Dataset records

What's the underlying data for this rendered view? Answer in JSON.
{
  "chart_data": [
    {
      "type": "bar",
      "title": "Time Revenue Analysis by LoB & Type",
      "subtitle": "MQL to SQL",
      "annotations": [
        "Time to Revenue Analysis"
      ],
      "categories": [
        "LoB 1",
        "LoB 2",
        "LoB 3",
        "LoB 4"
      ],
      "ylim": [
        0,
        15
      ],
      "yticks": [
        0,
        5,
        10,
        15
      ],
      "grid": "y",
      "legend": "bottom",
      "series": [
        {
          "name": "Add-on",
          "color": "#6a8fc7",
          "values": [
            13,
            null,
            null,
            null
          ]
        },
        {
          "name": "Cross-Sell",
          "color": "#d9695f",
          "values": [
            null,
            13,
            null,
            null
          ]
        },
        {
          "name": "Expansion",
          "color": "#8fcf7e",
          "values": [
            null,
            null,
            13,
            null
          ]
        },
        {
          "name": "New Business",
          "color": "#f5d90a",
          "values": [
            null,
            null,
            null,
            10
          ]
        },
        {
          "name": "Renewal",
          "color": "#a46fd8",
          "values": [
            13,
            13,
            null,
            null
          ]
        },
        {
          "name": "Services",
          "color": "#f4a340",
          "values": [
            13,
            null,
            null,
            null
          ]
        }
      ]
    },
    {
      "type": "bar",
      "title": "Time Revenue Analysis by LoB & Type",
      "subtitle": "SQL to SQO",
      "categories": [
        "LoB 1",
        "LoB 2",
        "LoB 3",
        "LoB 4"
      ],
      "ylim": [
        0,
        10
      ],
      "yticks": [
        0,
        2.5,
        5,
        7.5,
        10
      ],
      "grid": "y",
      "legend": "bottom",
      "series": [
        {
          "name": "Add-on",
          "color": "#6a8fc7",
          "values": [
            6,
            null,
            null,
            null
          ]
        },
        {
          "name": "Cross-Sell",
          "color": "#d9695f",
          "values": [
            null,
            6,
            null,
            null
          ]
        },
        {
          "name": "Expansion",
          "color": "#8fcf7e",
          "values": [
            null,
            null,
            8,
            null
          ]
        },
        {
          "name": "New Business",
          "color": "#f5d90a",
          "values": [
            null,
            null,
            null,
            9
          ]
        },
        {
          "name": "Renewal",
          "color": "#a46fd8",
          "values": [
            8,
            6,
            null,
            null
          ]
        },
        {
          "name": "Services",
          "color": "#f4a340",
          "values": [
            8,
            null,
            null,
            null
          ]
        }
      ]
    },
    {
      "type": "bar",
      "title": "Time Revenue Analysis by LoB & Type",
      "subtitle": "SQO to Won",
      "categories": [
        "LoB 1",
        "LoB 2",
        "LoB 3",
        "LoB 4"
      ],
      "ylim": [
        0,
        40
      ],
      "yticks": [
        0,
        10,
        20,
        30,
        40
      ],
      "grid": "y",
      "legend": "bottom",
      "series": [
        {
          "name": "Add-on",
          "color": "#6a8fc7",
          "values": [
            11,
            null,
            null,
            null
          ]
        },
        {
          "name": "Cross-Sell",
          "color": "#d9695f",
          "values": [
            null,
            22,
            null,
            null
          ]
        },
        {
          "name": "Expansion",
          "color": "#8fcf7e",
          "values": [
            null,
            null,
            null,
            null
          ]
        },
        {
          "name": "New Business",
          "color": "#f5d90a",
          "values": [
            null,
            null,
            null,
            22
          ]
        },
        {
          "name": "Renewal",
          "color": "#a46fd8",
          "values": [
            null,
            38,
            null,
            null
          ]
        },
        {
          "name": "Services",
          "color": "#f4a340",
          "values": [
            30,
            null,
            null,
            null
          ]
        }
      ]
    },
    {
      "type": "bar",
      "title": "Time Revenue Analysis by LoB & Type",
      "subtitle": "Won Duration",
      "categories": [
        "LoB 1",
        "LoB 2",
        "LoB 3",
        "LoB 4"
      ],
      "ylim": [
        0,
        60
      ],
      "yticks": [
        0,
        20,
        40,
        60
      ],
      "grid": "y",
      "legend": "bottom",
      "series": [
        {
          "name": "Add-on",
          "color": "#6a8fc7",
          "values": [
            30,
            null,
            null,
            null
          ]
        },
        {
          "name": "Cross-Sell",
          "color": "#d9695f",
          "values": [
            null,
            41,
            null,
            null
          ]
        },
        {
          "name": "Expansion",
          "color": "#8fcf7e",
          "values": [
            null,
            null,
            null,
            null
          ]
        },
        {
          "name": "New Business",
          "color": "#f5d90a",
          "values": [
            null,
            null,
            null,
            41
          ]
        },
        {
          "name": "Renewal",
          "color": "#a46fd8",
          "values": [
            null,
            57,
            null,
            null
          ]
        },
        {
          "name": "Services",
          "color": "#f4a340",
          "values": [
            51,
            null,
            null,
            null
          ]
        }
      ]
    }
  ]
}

What the task asks
The data above must be returned in full, exactly as written.

Solution to the problem
What's the underlying data for this rendered view? Answer in JSON.
{
  "chart_data": [
    {
      "type": "bar",
      "title": "Time Revenue Analysis by LoB & Type",
      "subtitle": "MQL to SQL",
      "annotations": [
        "Time to Revenue Analysis"
      ],
      "categories": [
        "LoB 1",
        "LoB 2",
        "LoB 3",
        "LoB 4"
      ],
      "ylim": [
        0,
        15
      ],
      "yticks": [
        0,
        5,
        10,
        15
      ],
      "grid": "y",
      "legend": "bottom",
      "series": [
        {
          "name": "Add-on",
          "color": "#6a8fc7",
          "values": [
            13,
            null,
            null,
            null
          ]
        },
        {
          "name": "Cross-Sell",
          "color": "#d9695f",
          "values": [
            null,
            13,
            null,
            null
          ]
        },
        {
          "name": "Expansion",
          "color": "#8fcf7e",
          "values": [
            null,
            null,
            13,
            null
          ]
        },
        {
          "name": "New Business",
          "color": "#f5d90a",
          "values": [
            null,
            null,
            null,
            10
          ]
        },
        {
          "name": "Renewal",
          "color": "#a46fd8",
          "values": [
            13,
            13,
            null,
            null
          ]
        },
        {
          "name": "Services",
          "color": "#f4a340",
          "values": [
            13,
            null,
            null,
            null
          ]
        }
      ]
    },
    {
      "type": "bar",
      "title": "Time Revenue Analysis by LoB & Type",
      "subtitle": "SQL to SQO",
      "categories": [
        "LoB 1",
        "LoB 2",
        "LoB 3",
        "LoB 4"
      ],
      "ylim": [
        0,
        10
      ],
      "yticks": [
        0,
        2.5,
        5,
        7.5,
        10
      ],
      "grid": "y",
      "legend": "bottom",
      "series": [
        {
          "name": "Add-on",
          "color": "#6a8fc7",
          "values": [
            6,
            null,
            null,
            null
          ]
        },
        {
          "name": "Cross-Sell",
          "color": "#d9695f",
          "values": [
            null,
            6,
            null,
            null
          ]
        },
        {
          "name": "Expansion",
          "color": "#8fcf7e",
          "values": [
            null,
            null,
            8,
            null
          ]
        },
        {
          "name": "New Business",
          "color": "#f5d90a",
          "values": [
            null,
            null,
            null,
            9
          ]
        },
        {
          "name": "Renewal",
          "color": "#a46fd8",
          "values": [
            8,
            6,
            null,
            null
          ]
        },
        {
          "name": "Services",
          "color": "#f4a340",
          "values": [
            8,
            null,
            null,
            null
          ]
        }
      ]
    },
    {
      "type": "bar",
      "title": "Time Revenue Analysis by LoB & Type",
      "subtitle": "SQO to Won",
      "categories": [
        "LoB 1",
        "LoB 2",
        "LoB 3",
        "LoB 4"
      ],
      "ylim": [
        0,
        40
      ],
      "yticks": [
        0,
        10,
        20,
        30,
        40
      ],
      "grid": "y",
      "legend": "bottom",
      "series": [
        {
          "name": "Add-on",
          "color": "#6a8fc7",
          "values": [
            11,
            null,
            null,
            null
          ]
        },
        {
          "name": "Cross-Sell",
          "color": "#d9695f",
          "values": [
            null,
            22,
            null,
            null
          ]
        },
        {
          "name": "Expansion",
          "color": "#8fcf7e",
          "values": [
            null,
            null,
            null,
            null
          ]
        },
        {
          "name": "New Business",
          "color": "#f5d90a",
          "values": [
            null,
            null,
            null,
            22
          ]
        },
        {
          "name": "Renewal",
          "color": "#a46fd8",
          "values": [
            null,
            38,
            null,
            null
          ]
        },
        {
          "name": "Services",
          "color": "#f4a340",
          "values": [
            30,
            null,
            null,
            null
          ]
        }
      ]
    },
    {
      "type": "bar",
      "title": "Time Revenue Analysis by LoB & Type",
      "subtitle": "Won Duration",
      "categories": [
        "LoB 1",
        "LoB 2",
        "LoB 3",
        "LoB 4"
      ],
      "ylim": [
        0,
        60
      ],
      "yticks": [
        0,
        20,
        40,
        60
      ],
      "grid": "y",
      "legend": "bottom",
      "series": [
        {
          "name": "Add-on",
          "color": "#6a8fc7",
          "values": [
            30,
            null,
            null,
            null
          ]
        },
        {
          "name": "Cross-Sell",
          "color": "#d9695f",
          "values": [
            null,
            41,
            null,
            null
          ]
        },
        {
          "name": "Expansion",
          "color": "#8fcf7e",
          "values": [
            null,
            null,
            null,
            null
          ]
        },
        {
          "name": "New Business",
          "color": "#f5d90a",
          "values": [
            null,
            null,
            null,
            41
          ]
        },
        {
          "name": "Renewal",
          "color": "#a46fd8",
          "values": [
            null,
            57,
            null,
            null
          ]
        },
        {
          "name": "Services",
          "color": "#f4a340",
          "values": [
            51,
            null,
            null,
            null
          ]
        }
      ]
    }
  ]
}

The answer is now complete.